Problem statement
Print the records below exactly as they appear.

begin

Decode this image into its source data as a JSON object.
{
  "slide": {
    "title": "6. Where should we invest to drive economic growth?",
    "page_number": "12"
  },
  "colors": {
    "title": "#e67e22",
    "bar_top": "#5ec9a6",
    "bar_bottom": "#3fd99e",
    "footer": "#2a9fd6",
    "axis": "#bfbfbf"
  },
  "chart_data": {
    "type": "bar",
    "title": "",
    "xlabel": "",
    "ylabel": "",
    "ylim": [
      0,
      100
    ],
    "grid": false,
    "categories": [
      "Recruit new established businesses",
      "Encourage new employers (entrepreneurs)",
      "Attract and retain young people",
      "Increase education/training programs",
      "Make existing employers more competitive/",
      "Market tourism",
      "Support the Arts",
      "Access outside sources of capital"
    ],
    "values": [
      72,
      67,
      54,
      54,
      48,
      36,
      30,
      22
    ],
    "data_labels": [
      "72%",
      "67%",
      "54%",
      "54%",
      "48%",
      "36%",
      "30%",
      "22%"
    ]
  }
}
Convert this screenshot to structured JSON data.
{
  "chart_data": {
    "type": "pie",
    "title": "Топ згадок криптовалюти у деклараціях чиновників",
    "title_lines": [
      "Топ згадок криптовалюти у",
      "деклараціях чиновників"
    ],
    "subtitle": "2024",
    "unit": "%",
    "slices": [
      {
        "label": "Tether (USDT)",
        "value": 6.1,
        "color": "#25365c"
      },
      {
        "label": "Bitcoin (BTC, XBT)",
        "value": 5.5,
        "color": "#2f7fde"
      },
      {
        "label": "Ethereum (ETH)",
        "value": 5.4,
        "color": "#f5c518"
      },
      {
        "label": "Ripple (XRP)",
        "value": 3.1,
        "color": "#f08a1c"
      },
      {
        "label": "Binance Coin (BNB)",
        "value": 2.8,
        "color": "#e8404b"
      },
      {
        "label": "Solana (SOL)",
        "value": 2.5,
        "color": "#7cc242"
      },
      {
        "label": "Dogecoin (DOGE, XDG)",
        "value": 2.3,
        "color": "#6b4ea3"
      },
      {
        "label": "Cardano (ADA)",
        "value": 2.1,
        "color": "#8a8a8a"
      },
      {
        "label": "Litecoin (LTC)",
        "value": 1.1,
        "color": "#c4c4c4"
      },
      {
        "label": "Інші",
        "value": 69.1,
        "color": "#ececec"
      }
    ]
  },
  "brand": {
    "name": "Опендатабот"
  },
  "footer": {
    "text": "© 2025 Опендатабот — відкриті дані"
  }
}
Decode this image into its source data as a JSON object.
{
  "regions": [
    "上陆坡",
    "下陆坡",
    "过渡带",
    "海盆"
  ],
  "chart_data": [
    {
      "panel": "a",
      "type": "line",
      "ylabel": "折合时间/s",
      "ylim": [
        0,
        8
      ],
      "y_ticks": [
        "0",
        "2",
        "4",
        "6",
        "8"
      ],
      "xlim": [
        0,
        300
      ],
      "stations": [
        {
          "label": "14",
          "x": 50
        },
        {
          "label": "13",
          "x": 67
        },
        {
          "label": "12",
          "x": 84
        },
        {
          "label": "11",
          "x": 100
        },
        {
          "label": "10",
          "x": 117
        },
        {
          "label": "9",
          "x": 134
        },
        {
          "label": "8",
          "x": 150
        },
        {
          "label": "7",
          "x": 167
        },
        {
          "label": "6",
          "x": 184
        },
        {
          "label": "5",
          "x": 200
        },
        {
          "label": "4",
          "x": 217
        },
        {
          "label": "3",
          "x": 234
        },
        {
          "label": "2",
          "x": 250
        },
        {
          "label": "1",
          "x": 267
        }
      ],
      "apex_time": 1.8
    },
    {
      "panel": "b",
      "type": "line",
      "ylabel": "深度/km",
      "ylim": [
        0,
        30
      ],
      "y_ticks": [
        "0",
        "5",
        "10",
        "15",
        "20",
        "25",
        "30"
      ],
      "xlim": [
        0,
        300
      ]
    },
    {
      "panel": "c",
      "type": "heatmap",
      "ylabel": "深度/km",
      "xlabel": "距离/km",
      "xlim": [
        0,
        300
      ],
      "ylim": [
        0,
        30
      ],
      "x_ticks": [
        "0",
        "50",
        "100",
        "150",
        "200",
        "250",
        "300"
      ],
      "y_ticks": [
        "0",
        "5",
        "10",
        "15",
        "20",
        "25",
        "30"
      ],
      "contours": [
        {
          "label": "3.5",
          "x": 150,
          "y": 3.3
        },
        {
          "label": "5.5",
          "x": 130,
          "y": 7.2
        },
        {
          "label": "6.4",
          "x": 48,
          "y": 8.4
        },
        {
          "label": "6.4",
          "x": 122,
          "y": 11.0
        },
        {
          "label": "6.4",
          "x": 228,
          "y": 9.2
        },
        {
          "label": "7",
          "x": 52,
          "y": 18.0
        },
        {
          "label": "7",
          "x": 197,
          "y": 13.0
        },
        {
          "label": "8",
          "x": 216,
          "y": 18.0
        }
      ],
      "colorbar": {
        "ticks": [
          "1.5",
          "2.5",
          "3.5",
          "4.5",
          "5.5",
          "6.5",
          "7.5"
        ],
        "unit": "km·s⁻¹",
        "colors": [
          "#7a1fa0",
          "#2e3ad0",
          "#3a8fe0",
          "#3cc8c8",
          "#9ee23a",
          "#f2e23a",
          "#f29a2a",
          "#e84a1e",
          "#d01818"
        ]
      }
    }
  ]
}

end

Correct result
Decode this image into its source data as a JSON object.
{
  "slide": {
    "title": "6. Where should we invest to drive economic growth?",
    "page_number": "12"
  },
  "colors": {
    "title": "#e67e22",
    "bar_top": "#5ec9a6",
    "bar_bottom": "#3fd99e",
    "footer": "#2a9fd6",
    "axis": "#bfbfbf"
  },
  "chart_data": {
    "type": "bar",
    "title": "",
    "xlabel": "",
    "ylabel": "",
    "ylim": [
      0,
      100
    ],
    "grid": false,
    "categories": [
      "Recruit new established businesses",
      "Encourage new employers (entrepreneurs)",
      "Attract and retain young people",
      "Increase education/training programs",
      "Make existing employers more competitive/",
      "Market tourism",
      "Support the Arts",
      "Access outside sources of capital"
    ],
    "values": [
      72,
      67,
      54,
      54,
      48,
      36,
      30,
      22
    ],
    "data_labels": [
      "72%",
      "67%",
      "54%",
      "54%",
      "48%",
      "36%",
      "30%",
      "22%"
    ]
  }
}
Convert this screenshot to structured JSON data.
{
  "chart_data": {
    "type": "pie",
    "title": "Топ згадок криптовалюти у деклараціях чиновників",
    "title_lines": [
      "Топ згадок криптовалюти у",
      "деклараціях чиновників"
    ],
    "subtitle": "2024",
    "unit": "%",
    "slices": [
      {
        "label": "Tether (USDT)",
        "value": 6.1,
        "color": "#25365c"
      },
      {
        "label": "Bitcoin (BTC, XBT)",
        "value": 5.5,
        "color": "#2f7fde"
      },
      {
        "label": "Ethereum (ETH)",
        "value": 5.4,
        "color": "#f5c518"
      },
      {
        "label": "Ripple (XRP)",
        "value": 3.1,
        "color": "#f08a1c"
      },
      {
        "label": "Binance Coin (BNB)",
        "value": 2.8,
        "color": "#e8404b"
      },
      {
        "label": "Solana (SOL)",
        "value": 2.5,
        "color": "#7cc242"
      },
      {
        "label": "Dogecoin (DOGE, XDG)",
        "value": 2.3,
        "color": "#6b4ea3"
      },
      {
        "label": "Cardano (ADA)",
        "value": 2.1,
        "color": "#8a8a8a"
      },
      {
        "label": "Litecoin (LTC)",
        "value": 1.1,
        "color": "#c4c4c4"
      },
      {
        "label": "Інші",
        "value": 69.1,
        "color": "#ececec"
      }
    ]
  },
  "brand": {
    "name": "Опендатабот"
  },
  "footer": {
    "text": "© 2025 Опендатабот — відкриті дані"
  }
}
Decode this image into its source data as a JSON object.
{
  "regions": [
    "上陆坡",
    "下陆坡",
    "过渡带",
    "海盆"
  ],
  "chart_data": [
    {
      "panel": "a",
      "type": "line",
      "ylabel": "折合时间/s",
      "ylim": [
        0,
        8
      ],
      "y_ticks": [
        "0",
        "2",
        "4",
        "6",
        "8"
      ],
      "xlim": [
        0,
        300
      ],
      "stations": [
        {
          "label": "14",
          "x": 50
        },
        {
          "label": "13",
          "x": 67
        },
        {
          "label": "12",
          "x": 84
        },
        {
          "label": "11",
          "x": 100
        },
        {
          "label": "10",
          "x": 117
        },
        {
          "label": "9",
          "x": 134
        },
        {
          "label": "8",
          "x": 150
        },
        {
          "label": "7",
          "x": 167
        },
        {
          "label": "6",
          "x": 184
        },
        {
          "label": "5",
          "x": 200
        },
        {
          "label": "4",
          "x": 217
        },
        {
          "label": "3",
          "x": 234
        },
        {
          "label": "2",
          "x": 250
        },
        {
          "label": "1",
          "x": 267
        }
      ],
      "apex_time": 1.8
    },
    {
      "panel": "b",
      "type": "line",
      "ylabel": "深度/km",
      "ylim": [
        0,
        30
      ],
      "y_ticks": [
        "0",
        "5",
        "10",
        "15",
        "20",
        "25",
        "30"
      ],
      "xlim": [
        0,
        300
      ]
    },
    {
      "panel": "c",
      "type": "heatmap",
      "ylabel": "深度/km",
      "xlabel": "距离/km",
      "xlim": [
        0,
        300
      ],
      "ylim": [
        0,
        30
      ],
      "x_ticks": [
        "0",
        "50",
        "100",
        "150",
        "200",
        "250",
        "300"
      ],
      "y_ticks": [
        "0",
        "5",
        "10",
        "15",
        "20",
        "25",
        "30"
      ],
      "contours": [
        {
          "label": "3.5",
          "x": 150,
          "y": 3.3
        },
        {
          "label": "5.5",
          "x": 130,
          "y": 7.2
        },
        {
          "label": "6.4",
          "x": 48,
          "y": 8.4
        },
        {
          "label": "6.4",
          "x": 122,
          "y": 11.0
        },
        {
          "label": "6.4",
          "x": 228,
          "y": 9.2
        },
        {
          "label": "7",
          "x": 52,
          "y": 18.0
        },
        {
          "label": "7",
          "x": 197,
          "y": 13.0
        },
        {
          "label": "8",
          "x": 216,
          "y": 18.0
        }
      ],
      "colorbar": {
        "ticks": [
          "1.5",
          "2.5",
          "3.5",
          "4.5",
          "5.5",
          "6.5",
          "7.5"
        ],
        "unit": "km·s⁻¹",
        "colors": [
          "#7a1fa0",
          "#2e3ad0",
          "#3a8fe0",
          "#3cc8c8",
          "#9ee23a",
          "#f2e23a",
          "#f29a2a",
          "#e84a1e",
          "#d01818"
        ]
      }
    }
  ]
}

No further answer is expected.